DATA ROWS:

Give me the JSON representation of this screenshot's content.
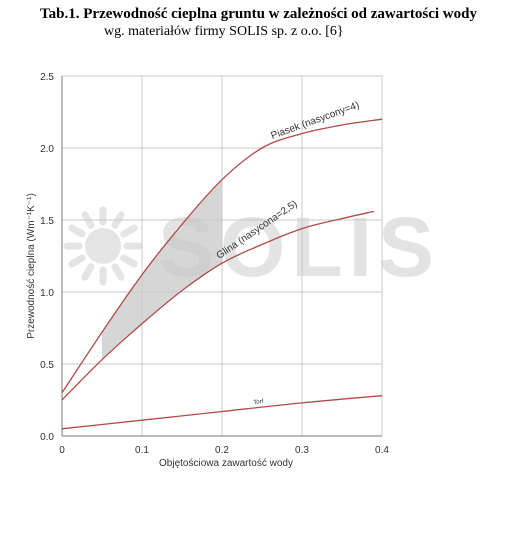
{
  "header": {
    "title": "Tab.1. Przewodność cieplna gruntu w zależności od zawartości wody",
    "subtitle": "wg. materiałów firmy SOLIS sp. z o.o. [6}"
  },
  "watermark": "SOLIS",
  "chart_data": {
    "type": "line",
    "xlabel": "Objętościowa zawartość wody",
    "ylabel": "Przewodność cieplna (Wm⁻¹K⁻¹)",
    "xlim": [
      0,
      0.4
    ],
    "ylim": [
      0,
      2.5
    ],
    "x_ticks": [
      "0",
      "0.1",
      "0.2",
      "0.3",
      "0.4"
    ],
    "y_ticks": [
      "0.0",
      "0.5",
      "1.0",
      "1.5",
      "2.0",
      "2.5"
    ],
    "grid": true,
    "line_color": "#b04a4a",
    "band_color": "#c8c8c8",
    "series": [
      {
        "name": "Piasek (nasycony=4)",
        "x": [
          0,
          0.05,
          0.1,
          0.15,
          0.2,
          0.25,
          0.3,
          0.35,
          0.4
        ],
        "y": [
          0.3,
          0.72,
          1.12,
          1.47,
          1.78,
          2.0,
          2.1,
          2.16,
          2.2
        ]
      },
      {
        "name": "Glina (nasycona=2,5)",
        "x": [
          0,
          0.05,
          0.1,
          0.15,
          0.2,
          0.25,
          0.3,
          0.35,
          0.39
        ],
        "y": [
          0.25,
          0.53,
          0.78,
          1.01,
          1.2,
          1.33,
          1.44,
          1.51,
          1.56
        ]
      },
      {
        "name": "Torf",
        "x": [
          0,
          0.1,
          0.2,
          0.3,
          0.4
        ],
        "y": [
          0.05,
          0.11,
          0.17,
          0.23,
          0.28
        ]
      }
    ]
  }
}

THE TASK:
Every record must be copied exactly, with the pictures left out.

SOLVED PROBLEM:
Give me the JSON representation of this screenshot's content.
{
  "header": {
    "title": "Tab.1. Przewodność cieplna gruntu w zależności od zawartości wody",
    "subtitle": "wg. materiałów firmy SOLIS sp. z o.o. [6}"
  },
  "watermark": "SOLIS",
  "chart_data": {
    "type": "line",
    "xlabel": "Objętościowa zawartość wody",
    "ylabel": "Przewodność cieplna (Wm⁻¹K⁻¹)",
    "xlim": [
      0,
      0.4
    ],
    "ylim": [
      0,
      2.5
    ],
    "x_ticks": [
      "0",
      "0.1",
      "0.2",
      "0.3",
      "0.4"
    ],
    "y_ticks": [
      "0.0",
      "0.5",
      "1.0",
      "1.5",
      "2.0",
      "2.5"
    ],
    "grid": true,
    "line_color": "#b04a4a",
    "band_color": "#c8c8c8",
    "series": [
      {
        "name": "Piasek (nasycony=4)",
        "x": [
          0,
          0.05,
          0.1,
          0.15,
          0.2,
          0.25,
          0.3,
          0.35,
          0.4
        ],
        "y": [
          0.3,
          0.72,
          1.12,
          1.47,
          1.78,
          2.0,
          2.1,
          2.16,
          2.2
        ]
      },
      {
        "name": "Glina (nasycona=2,5)",
        "x": [
          0,
          0.05,
          0.1,
          0.15,
          0.2,
          0.25,
          0.3,
          0.35,
          0.39
        ],
        "y": [
          0.25,
          0.53,
          0.78,
          1.01,
          1.2,
          1.33,
          1.44,
          1.51,
          1.56
        ]
      },
      {
        "name": "Torf",
        "x": [
          0,
          0.1,
          0.2,
          0.3,
          0.4
        ],
        "y": [
          0.05,
          0.11,
          0.17,
          0.23,
          0.28
        ]
      }
    ]
  }
}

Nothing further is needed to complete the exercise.